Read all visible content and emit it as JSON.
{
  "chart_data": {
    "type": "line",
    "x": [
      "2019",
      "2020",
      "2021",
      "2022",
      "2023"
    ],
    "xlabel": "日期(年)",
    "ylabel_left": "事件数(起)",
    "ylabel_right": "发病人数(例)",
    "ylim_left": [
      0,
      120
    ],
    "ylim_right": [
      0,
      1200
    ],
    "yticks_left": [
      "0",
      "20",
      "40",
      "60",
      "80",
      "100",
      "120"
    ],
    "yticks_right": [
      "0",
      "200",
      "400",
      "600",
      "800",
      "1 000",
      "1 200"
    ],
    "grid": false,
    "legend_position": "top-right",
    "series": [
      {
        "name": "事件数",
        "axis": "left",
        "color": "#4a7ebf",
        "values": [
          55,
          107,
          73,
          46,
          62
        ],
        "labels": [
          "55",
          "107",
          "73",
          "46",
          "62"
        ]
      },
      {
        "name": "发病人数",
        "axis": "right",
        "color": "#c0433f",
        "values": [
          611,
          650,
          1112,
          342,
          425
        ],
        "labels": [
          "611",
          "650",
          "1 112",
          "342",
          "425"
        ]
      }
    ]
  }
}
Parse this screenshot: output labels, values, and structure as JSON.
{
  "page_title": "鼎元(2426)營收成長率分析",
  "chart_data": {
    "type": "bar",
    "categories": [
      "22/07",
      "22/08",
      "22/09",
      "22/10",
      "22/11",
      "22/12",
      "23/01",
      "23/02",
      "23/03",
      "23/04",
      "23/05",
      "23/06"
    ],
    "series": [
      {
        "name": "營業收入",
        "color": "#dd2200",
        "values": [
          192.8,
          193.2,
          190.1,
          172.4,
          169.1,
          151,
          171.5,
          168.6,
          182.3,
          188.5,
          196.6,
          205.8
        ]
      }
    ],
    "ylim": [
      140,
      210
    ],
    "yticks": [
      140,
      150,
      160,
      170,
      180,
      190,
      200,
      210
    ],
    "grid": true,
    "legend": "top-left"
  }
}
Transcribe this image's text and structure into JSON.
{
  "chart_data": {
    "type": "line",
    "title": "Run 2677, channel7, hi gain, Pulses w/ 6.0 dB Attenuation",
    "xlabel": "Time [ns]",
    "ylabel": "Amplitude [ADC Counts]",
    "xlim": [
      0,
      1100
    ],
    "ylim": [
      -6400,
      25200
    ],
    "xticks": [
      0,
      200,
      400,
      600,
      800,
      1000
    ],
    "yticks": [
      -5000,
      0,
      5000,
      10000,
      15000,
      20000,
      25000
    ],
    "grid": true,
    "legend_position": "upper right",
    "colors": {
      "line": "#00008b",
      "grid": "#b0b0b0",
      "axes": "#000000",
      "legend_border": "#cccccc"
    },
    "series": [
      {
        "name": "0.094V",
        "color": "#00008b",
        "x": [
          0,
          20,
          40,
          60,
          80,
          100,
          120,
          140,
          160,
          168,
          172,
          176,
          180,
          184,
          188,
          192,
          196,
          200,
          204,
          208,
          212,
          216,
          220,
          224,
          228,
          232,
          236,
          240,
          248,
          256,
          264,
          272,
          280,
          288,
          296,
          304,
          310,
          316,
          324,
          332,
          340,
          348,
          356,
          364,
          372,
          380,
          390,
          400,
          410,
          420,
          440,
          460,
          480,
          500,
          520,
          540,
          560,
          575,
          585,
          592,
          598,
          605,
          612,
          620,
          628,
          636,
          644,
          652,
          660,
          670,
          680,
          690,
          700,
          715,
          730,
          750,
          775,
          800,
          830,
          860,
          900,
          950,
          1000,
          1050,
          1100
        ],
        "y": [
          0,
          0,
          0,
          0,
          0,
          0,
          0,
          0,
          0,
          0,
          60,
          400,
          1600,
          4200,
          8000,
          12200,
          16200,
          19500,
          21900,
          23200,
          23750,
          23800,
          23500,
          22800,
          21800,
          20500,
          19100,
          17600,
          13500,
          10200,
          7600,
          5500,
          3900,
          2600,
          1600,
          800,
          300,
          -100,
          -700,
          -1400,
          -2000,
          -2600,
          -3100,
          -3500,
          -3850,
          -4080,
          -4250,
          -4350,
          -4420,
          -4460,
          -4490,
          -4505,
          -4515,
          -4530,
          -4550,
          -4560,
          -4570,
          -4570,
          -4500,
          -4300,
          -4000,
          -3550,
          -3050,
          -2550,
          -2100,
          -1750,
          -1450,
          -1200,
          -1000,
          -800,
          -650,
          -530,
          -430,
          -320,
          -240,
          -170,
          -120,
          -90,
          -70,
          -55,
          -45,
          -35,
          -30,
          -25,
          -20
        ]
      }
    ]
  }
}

● ● ● ● ●

## STATED GOAL
Extract the complete data, matching each line exactly.

## SOLUTION
Read all visible content and emit it as JSON.
{
  "chart_data": {
    "type": "line",
    "x": [
      "2019",
      "2020",
      "2021",
      "2022",
      "2023"
    ],
    "xlabel": "日期(年)",
    "ylabel_left": "事件数(起)",
    "ylabel_right": "发病人数(例)",
    "ylim_left": [
      0,
      120
    ],
    "ylim_right": [
      0,
      1200
    ],
    "yticks_left": [
      "0",
      "20",
      "40",
      "60",
      "80",
      "100",
      "120"
    ],
    "yticks_right": [
      "0",
      "200",
      "400",
      "600",
      "800",
      "1 000",
      "1 200"
    ],
    "grid": false,
    "legend_position": "top-right",
    "series": [
      {
        "name": "事件数",
        "axis": "left",
        "color": "#4a7ebf",
        "values": [
          55,
          107,
          73,
          46,
          62
        ],
        "labels": [
          "55",
          "107",
          "73",
          "46",
          "62"
        ]
      },
      {
        "name": "发病人数",
        "axis": "right",
        "color": "#c0433f",
        "values": [
          611,
          650,
          1112,
          342,
          425
        ],
        "labels": [
          "611",
          "650",
          "1 112",
          "342",
          "425"
        ]
      }
    ]
  }
}
Parse this screenshot: output labels, values, and structure as JSON.
{
  "page_title": "鼎元(2426)營收成長率分析",
  "chart_data": {
    "type": "bar",
    "categories": [
      "22/07",
      "22/08",
      "22/09",
      "22/10",
      "22/11",
      "22/12",
      "23/01",
      "23/02",
      "23/03",
      "23/04",
      "23/05",
      "23/06"
    ],
    "series": [
      {
        "name": "營業收入",
        "color": "#dd2200",
        "values": [
          192.8,
          193.2,
          190.1,
          172.4,
          169.1,
          151,
          171.5,
          168.6,
          182.3,
          188.5,
          196.6,
          205.8
        ]
      }
    ],
    "ylim": [
      140,
      210
    ],
    "yticks": [
      140,
      150,
      160,
      170,
      180,
      190,
      200,
      210
    ],
    "grid": true,
    "legend": "top-left"
  }
}
Transcribe this image's text and structure into JSON.
{
  "chart_data": {
    "type": "line",
    "title": "Run 2677, channel7, hi gain, Pulses w/ 6.0 dB Attenuation",
    "xlabel": "Time [ns]",
    "ylabel": "Amplitude [ADC Counts]",
    "xlim": [
      0,
      1100
    ],
    "ylim": [
      -6400,
      25200
    ],
    "xticks": [
      0,
      200,
      400,
      600,
      800,
      1000
    ],
    "yticks": [
      -5000,
      0,
      5000,
      10000,
      15000,
      20000,
      25000
    ],
    "grid": true,
    "legend_position": "upper right",
    "colors": {
      "line": "#00008b",
      "grid": "#b0b0b0",
      "axes": "#000000",
      "legend_border": "#cccccc"
    },
    "series": [
      {
        "name": "0.094V",
        "color": "#00008b",
        "x": [
          0,
          20,
          40,
          60,
          80,
          100,
          120,
          140,
          160,
          168,
          172,
          176,
          180,
          184,
          188,
          192,
          196,
          200,
          204,
          208,
          212,
          216,
          220,
          224,
          228,
          232,
          236,
          240,
          248,
          256,
          264,
          272,
          280,
          288,
          296,
          304,
          310,
          316,
          324,
          332,
          340,
          348,
          356,
          364,
          372,
          380,
          390,
          400,
          410,
          420,
          440,
          460,
          480,
          500,
          520,
          540,
          560,
          575,
          585,
          592,
          598,
          605,
          612,
          620,
          628,
          636,
          644,
          652,
          660,
          670,
          680,
          690,
          700,
          715,
          730,
          750,
          775,
          800,
          830,
          860,
          900,
          950,
          1000,
          1050,
          1100
        ],
        "y": [
          0,
          0,
          0,
          0,
          0,
          0,
          0,
          0,
          0,
          0,
          60,
          400,
          1600,
          4200,
          8000,
          12200,
          16200,
          19500,
          21900,
          23200,
          23750,
          23800,
          23500,
          22800,
          21800,
          20500,
          19100,
          17600,
          13500,
          10200,
          7600,
          5500,
          3900,
          2600,
          1600,
          800,
          300,
          -100,
          -700,
          -1400,
          -2000,
          -2600,
          -3100,
          -3500,
          -3850,
          -4080,
          -4250,
          -4350,
          -4420,
          -4460,
          -4490,
          -4505,
          -4515,
          -4530,
          -4550,
          -4560,
          -4570,
          -4570,
          -4500,
          -4300,
          -4000,
          -3550,
          -3050,
          -2550,
          -2100,
          -1750,
          -1450,
          -1200,
          -1000,
          -800,
          -650,
          -530,
          -430,
          -320,
          -240,
          -170,
          -120,
          -90,
          -70,
          -55,
          -45,
          -35,
          -30,
          -25,
          -20
        ]
      }
    ]
  }
}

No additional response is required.